Find the lines with the string "title" and return them.

▬▬▬▬▬▬

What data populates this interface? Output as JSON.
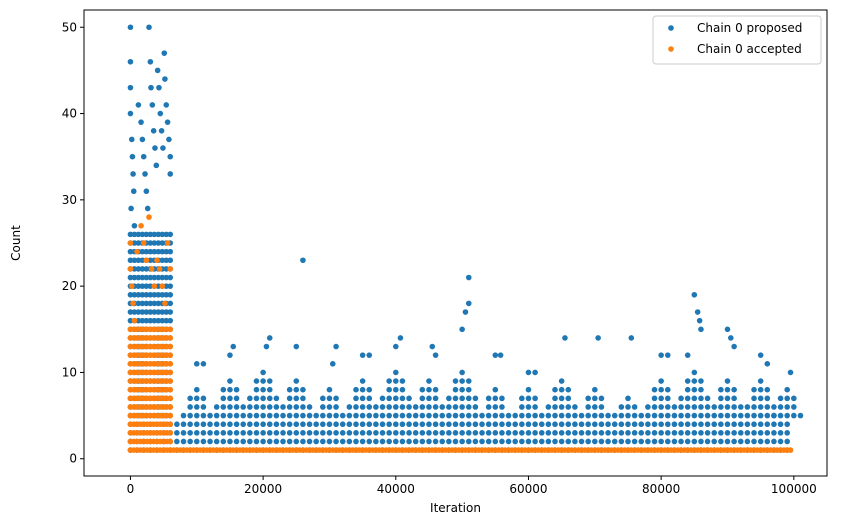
{
  "chart_data": {
    "type": "scatter",
    "xlabel": "Iteration",
    "ylabel": "Count",
    "xlim": [
      -7000,
      105000
    ],
    "ylim": [
      -2,
      52
    ],
    "xticks": [
      0,
      20000,
      40000,
      60000,
      80000,
      100000
    ],
    "xtick_labels": [
      "0",
      "20000",
      "40000",
      "60000",
      "80000",
      "100000"
    ],
    "yticks": [
      0,
      10,
      20,
      30,
      40,
      50
    ],
    "ytick_labels": [
      "0",
      "10",
      "20",
      "30",
      "40",
      "50"
    ],
    "grid": false,
    "legend_position": "top-right",
    "series": [
      {
        "name": "Chain 0 proposed",
        "color": "#1f77b4",
        "points": [
          [
            0,
            50
          ],
          [
            0,
            46
          ],
          [
            0,
            43
          ],
          [
            0,
            40
          ],
          [
            200,
            37
          ],
          [
            300,
            35
          ],
          [
            400,
            33
          ],
          [
            500,
            31
          ],
          [
            100,
            29
          ],
          [
            600,
            27
          ],
          [
            1200,
            41
          ],
          [
            1600,
            39
          ],
          [
            1800,
            37
          ],
          [
            2000,
            35
          ],
          [
            2200,
            33
          ],
          [
            2400,
            31
          ],
          [
            2600,
            29
          ],
          [
            2800,
            50
          ],
          [
            3000,
            46
          ],
          [
            3100,
            43
          ],
          [
            3300,
            41
          ],
          [
            3500,
            38
          ],
          [
            3700,
            36
          ],
          [
            3900,
            34
          ],
          [
            4100,
            45
          ],
          [
            4300,
            43
          ],
          [
            4500,
            40
          ],
          [
            4700,
            38
          ],
          [
            4900,
            36
          ],
          [
            5100,
            47
          ],
          [
            5200,
            44
          ],
          [
            5400,
            41
          ],
          [
            5600,
            39
          ],
          [
            5800,
            37
          ],
          [
            6000,
            35
          ],
          [
            6000,
            33
          ],
          [
            10000,
            11
          ],
          [
            11000,
            11
          ],
          [
            15000,
            12
          ],
          [
            15500,
            13
          ],
          [
            20500,
            13
          ],
          [
            21000,
            14
          ],
          [
            25000,
            13
          ],
          [
            26000,
            23
          ],
          [
            30500,
            11
          ],
          [
            31000,
            13
          ],
          [
            35000,
            12
          ],
          [
            36000,
            12
          ],
          [
            40000,
            13
          ],
          [
            40700,
            14
          ],
          [
            45500,
            13
          ],
          [
            46000,
            12
          ],
          [
            50000,
            15
          ],
          [
            50500,
            17
          ],
          [
            51000,
            21
          ],
          [
            51000,
            18
          ],
          [
            55000,
            12
          ],
          [
            55800,
            12
          ],
          [
            60000,
            10
          ],
          [
            61000,
            10
          ],
          [
            65500,
            14
          ],
          [
            70500,
            14
          ],
          [
            75500,
            14
          ],
          [
            80000,
            12
          ],
          [
            81000,
            12
          ],
          [
            84000,
            12
          ],
          [
            85000,
            19
          ],
          [
            85500,
            17
          ],
          [
            85800,
            16
          ],
          [
            86000,
            15
          ],
          [
            90000,
            15
          ],
          [
            90500,
            14
          ],
          [
            91000,
            13
          ],
          [
            95000,
            12
          ],
          [
            96000,
            11
          ],
          [
            99500,
            10
          ]
        ]
      },
      {
        "name": "Chain 0 accepted",
        "color": "#ff7f0e",
        "points": [
          [
            0,
            25
          ],
          [
            0,
            22
          ],
          [
            200,
            20
          ],
          [
            400,
            18
          ],
          [
            600,
            16
          ],
          [
            1000,
            24
          ],
          [
            1600,
            27
          ],
          [
            2000,
            25
          ],
          [
            2400,
            23
          ],
          [
            2800,
            28
          ],
          [
            3200,
            22
          ],
          [
            3600,
            20
          ],
          [
            4000,
            23
          ],
          [
            4400,
            22
          ],
          [
            4800,
            20
          ],
          [
            5200,
            18
          ],
          [
            5600,
            25
          ],
          [
            6000,
            22
          ]
        ]
      }
    ]
  }
}
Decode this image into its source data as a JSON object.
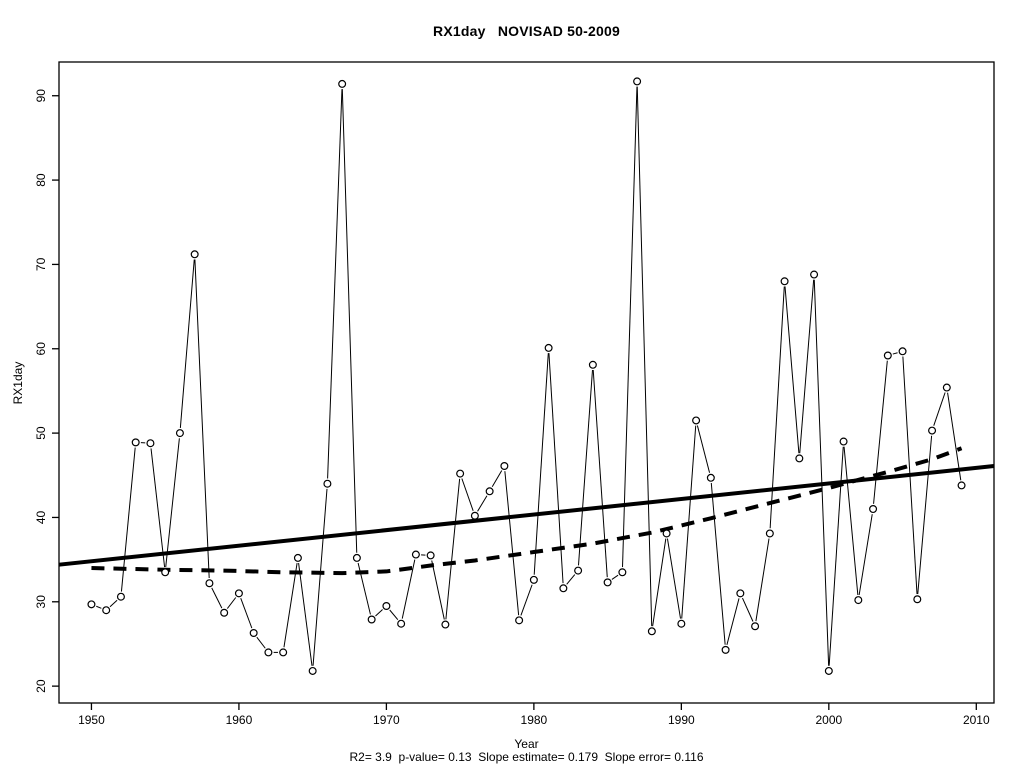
{
  "figure": {
    "background": "#ffffff",
    "foreground": "#000000"
  },
  "chart_data": {
    "type": "line",
    "title": "RX1day   NOVISAD 50-2009",
    "xlabel": "Year",
    "ylabel": "RX1day",
    "footer": "R2= 3.9  p-value= 0.13  Slope estimate= 0.179  Slope error= 0.116",
    "stats": {
      "R2": 3.9,
      "p_value": 0.13,
      "slope_estimate": 0.179,
      "slope_error": 0.116
    },
    "xlim": [
      1947.8,
      2011.2
    ],
    "ylim": [
      18,
      94
    ],
    "x_ticks": [
      1950,
      1960,
      1970,
      1980,
      1990,
      2000,
      2010
    ],
    "y_ticks": [
      20,
      30,
      40,
      50,
      60,
      70,
      80,
      90
    ],
    "grid": false,
    "legend": "none",
    "marker": "open-circle",
    "colors": {
      "series": "#000000",
      "trend": "#000000",
      "lowess": "#000000",
      "background": "#ffffff"
    },
    "series": [
      {
        "name": "annual-rx1day",
        "style": "thin-line-open-circle-markers",
        "x": [
          1950,
          1951,
          1952,
          1953,
          1954,
          1955,
          1956,
          1957,
          1958,
          1959,
          1960,
          1961,
          1962,
          1963,
          1964,
          1965,
          1966,
          1967,
          1968,
          1969,
          1970,
          1971,
          1972,
          1973,
          1974,
          1975,
          1976,
          1977,
          1978,
          1979,
          1980,
          1981,
          1982,
          1983,
          1984,
          1985,
          1986,
          1987,
          1988,
          1989,
          1990,
          1991,
          1992,
          1993,
          1994,
          1995,
          1996,
          1997,
          1998,
          1999,
          2000,
          2001,
          2002,
          2003,
          2004,
          2005,
          2006,
          2007,
          2008,
          2009
        ],
        "y": [
          29.7,
          29.0,
          30.6,
          48.9,
          48.8,
          33.5,
          50.0,
          71.2,
          32.2,
          28.7,
          31.0,
          26.3,
          24.0,
          24.0,
          35.2,
          21.8,
          44.0,
          91.4,
          35.2,
          27.9,
          29.5,
          27.4,
          35.6,
          35.5,
          27.3,
          45.2,
          40.2,
          43.1,
          46.1,
          27.8,
          32.6,
          60.1,
          31.6,
          33.7,
          58.1,
          32.3,
          33.5,
          91.7,
          26.5,
          38.1,
          27.4,
          51.5,
          44.7,
          24.3,
          31.0,
          27.1,
          38.1,
          68.0,
          47.0,
          68.8,
          21.8,
          49.0,
          30.2,
          41.0,
          59.2,
          59.7,
          30.3,
          50.3,
          55.4,
          43.8
        ]
      },
      {
        "name": "linear-trend",
        "style": "thick-solid",
        "x": [
          1947.8,
          2011.2
        ],
        "y": [
          34.4,
          46.1
        ]
      },
      {
        "name": "smoothed-trend-lowess",
        "style": "thick-dashed",
        "x": [
          1950,
          1955,
          1959,
          1963,
          1967,
          1970,
          1973,
          1976,
          1980,
          1984,
          1988,
          1992,
          1996,
          2000,
          2004,
          2007,
          2009
        ],
        "y": [
          34.0,
          33.8,
          33.7,
          33.5,
          33.4,
          33.6,
          34.3,
          34.9,
          35.9,
          36.9,
          38.2,
          39.9,
          41.7,
          43.5,
          45.4,
          46.9,
          48.2
        ]
      }
    ]
  }
}
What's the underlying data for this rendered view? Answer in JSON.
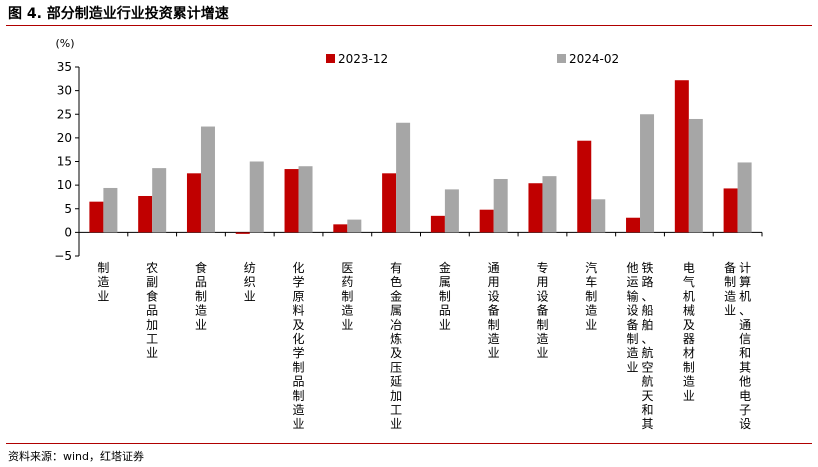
{
  "title": "图 4. 部分制造业行业投资累计增速",
  "source": "资料来源：wind，红塔证券",
  "colors": {
    "series1": "#c00000",
    "series2": "#a6a6a6",
    "rule": "#b00000"
  },
  "chart_data": {
    "type": "bar",
    "title": "",
    "xlabel": "",
    "ylabel": "",
    "unit_label": "(%)",
    "ylim": [
      -5,
      35
    ],
    "yticks": [
      -5,
      0,
      5,
      10,
      15,
      20,
      25,
      30,
      35
    ],
    "grid": false,
    "legend_position": "top-center",
    "categories": [
      "制造业",
      "农副食品加工业",
      "食品制造业",
      "纺织业",
      "化学原料及化学制品制造业",
      "医药制造业",
      "有色金属冶炼及压延加工业",
      "金属制品业",
      "通用设备制造业",
      "专用设备制造业",
      "汽车制造业",
      "铁路、船舶、航空航天和其他运输设备制造业",
      "电气机械及器材制造业",
      "计算机、通信和其他电子设备制造业"
    ],
    "category_label_columns": [
      [
        "制造业"
      ],
      [
        "农副食品加工业"
      ],
      [
        "食品制造业"
      ],
      [
        "纺织业"
      ],
      [
        "化学原料及化学制品制造业"
      ],
      [
        "医药制造业"
      ],
      [
        "有色金属冶炼及压延加工业"
      ],
      [
        "金属制品业"
      ],
      [
        "通用设备制造业"
      ],
      [
        "专用设备制造业"
      ],
      [
        "汽车制造业"
      ],
      [
        "铁路、船舶、航空航天和其",
        "他运输设备制造业"
      ],
      [
        "电气机械及器材制造业"
      ],
      [
        "计算机、通信和其他电子设",
        "备制造业"
      ]
    ],
    "series": [
      {
        "name": "2023-12",
        "values": [
          6.5,
          7.7,
          12.5,
          -0.2,
          13.4,
          1.7,
          12.5,
          3.5,
          4.8,
          10.4,
          19.4,
          3.1,
          32.2,
          9.3
        ]
      },
      {
        "name": "2024-02",
        "values": [
          9.4,
          13.6,
          22.4,
          15.0,
          14.0,
          2.7,
          23.2,
          9.1,
          11.3,
          11.9,
          7.0,
          25.0,
          24.0,
          14.8
        ]
      }
    ]
  }
}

▬▬▬▬▬▬

**COMPLETED TASK**
    "title": "RX1day   NOVISAD 50-2009",
  "title": "图 4. 部分制造业行业投资累计增速",
    "title": "",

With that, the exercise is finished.